- TASK DIRECTIONS
Wherever a line below holds the word "heading", copy that line.

- RECORDS FOR PROCESSING
begin
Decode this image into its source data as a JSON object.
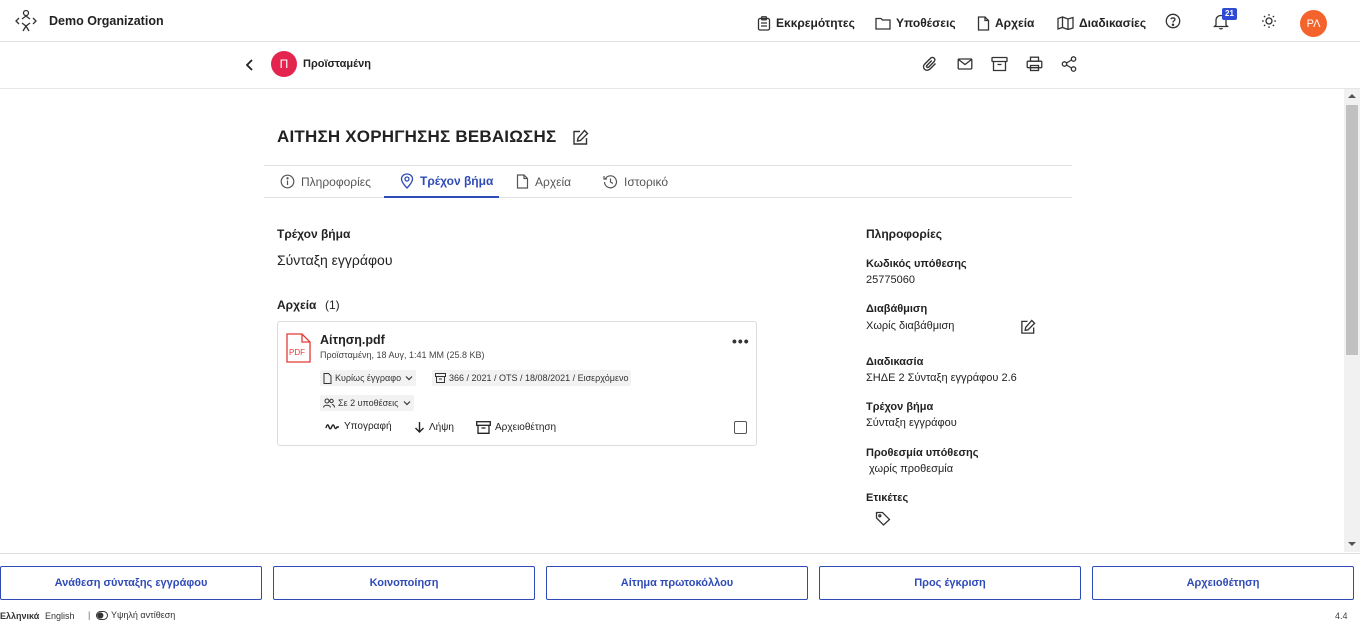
{
  "header": {
    "org_name": "Demo Organization",
    "nav": [
      {
        "label": "Εκκρεμότητες",
        "icon": "clipboard-icon"
      },
      {
        "label": "Υποθέσεις",
        "icon": "folder-icon"
      },
      {
        "label": "Αρχεία",
        "icon": "file-icon"
      },
      {
        "label": "Διαδικασίες",
        "icon": "map-icon"
      }
    ],
    "notifications_count": "21",
    "user_initials": "ΡΛ"
  },
  "subheader": {
    "role_initial": "Π",
    "role_name": "Προϊσταμένη"
  },
  "case": {
    "title": "ΑΙΤΗΣΗ ΧΟΡΗΓΗΣΗΣ ΒΕΒΑΙΩΣΗΣ"
  },
  "tabs": [
    {
      "label": "Πληροφορίες",
      "active": false
    },
    {
      "label": "Τρέχον βήμα",
      "active": true
    },
    {
      "label": "Αρχεία",
      "active": false
    },
    {
      "label": "Ιστορικό",
      "active": false
    }
  ],
  "current_step": {
    "heading": "Τρέχον βήμα",
    "value": "Σύνταξη εγγράφου"
  },
  "files": {
    "heading": "Αρχεία",
    "count": "(1)",
    "items": [
      {
        "name": "Αίτηση.pdf",
        "meta": "Προϊσταμένη,  18 Αυγ, 1:41 ΜΜ (25.8 KB)",
        "type_chip": "Κυρίως έγγραφο",
        "protocol_chip": "366 / 2021 / OTS / 18/08/2021 / Εισερχόμενο",
        "cases_chip": "Σε 2 υποθέσεις",
        "actions": [
          "Υπογραφή",
          "Λήψη",
          "Αρχειοθέτηση"
        ],
        "pdf_label": "PDF"
      }
    ]
  },
  "info": {
    "heading": "Πληροφορίες",
    "fields": [
      {
        "label": "Κωδικός υπόθεσης",
        "value": "25775060"
      },
      {
        "label": "Διαβάθμιση",
        "value": "Χωρίς διαβάθμιση"
      },
      {
        "label": "Διαδικασία",
        "value": "ΣΗΔΕ 2 Σύνταξη εγγράφου 2.6"
      },
      {
        "label": "Τρέχον βήμα",
        "value": "Σύνταξη εγγράφου"
      },
      {
        "label": "Προθεσμία υπόθεσης",
        "value": " χωρίς προθεσμία"
      },
      {
        "label": "Ετικέτες",
        "value": ""
      }
    ]
  },
  "actions": [
    "Ανάθεση σύνταξης εγγράφου",
    "Κοινοποίηση",
    "Αίτημα πρωτοκόλλου",
    "Προς έγκριση",
    "Αρχειοθέτηση"
  ],
  "footer": {
    "lang_el": "Ελληνικά",
    "lang_en": "English",
    "separator": "|",
    "high_contrast": "Υψηλή αντίθεση",
    "version": "4.4"
  },
  "colors": {
    "accent": "#2f4bb6",
    "avatar_user": "#f4632c",
    "avatar_role": "#e3244f",
    "badge": "#2f4bd6",
    "pdf_red": "#e53935"
  }
}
end
- FINISHED EXERCISE
    "heading": "Τρέχον βήμα",
    "heading": "Αρχεία",
    "heading": "Πληροφορίες",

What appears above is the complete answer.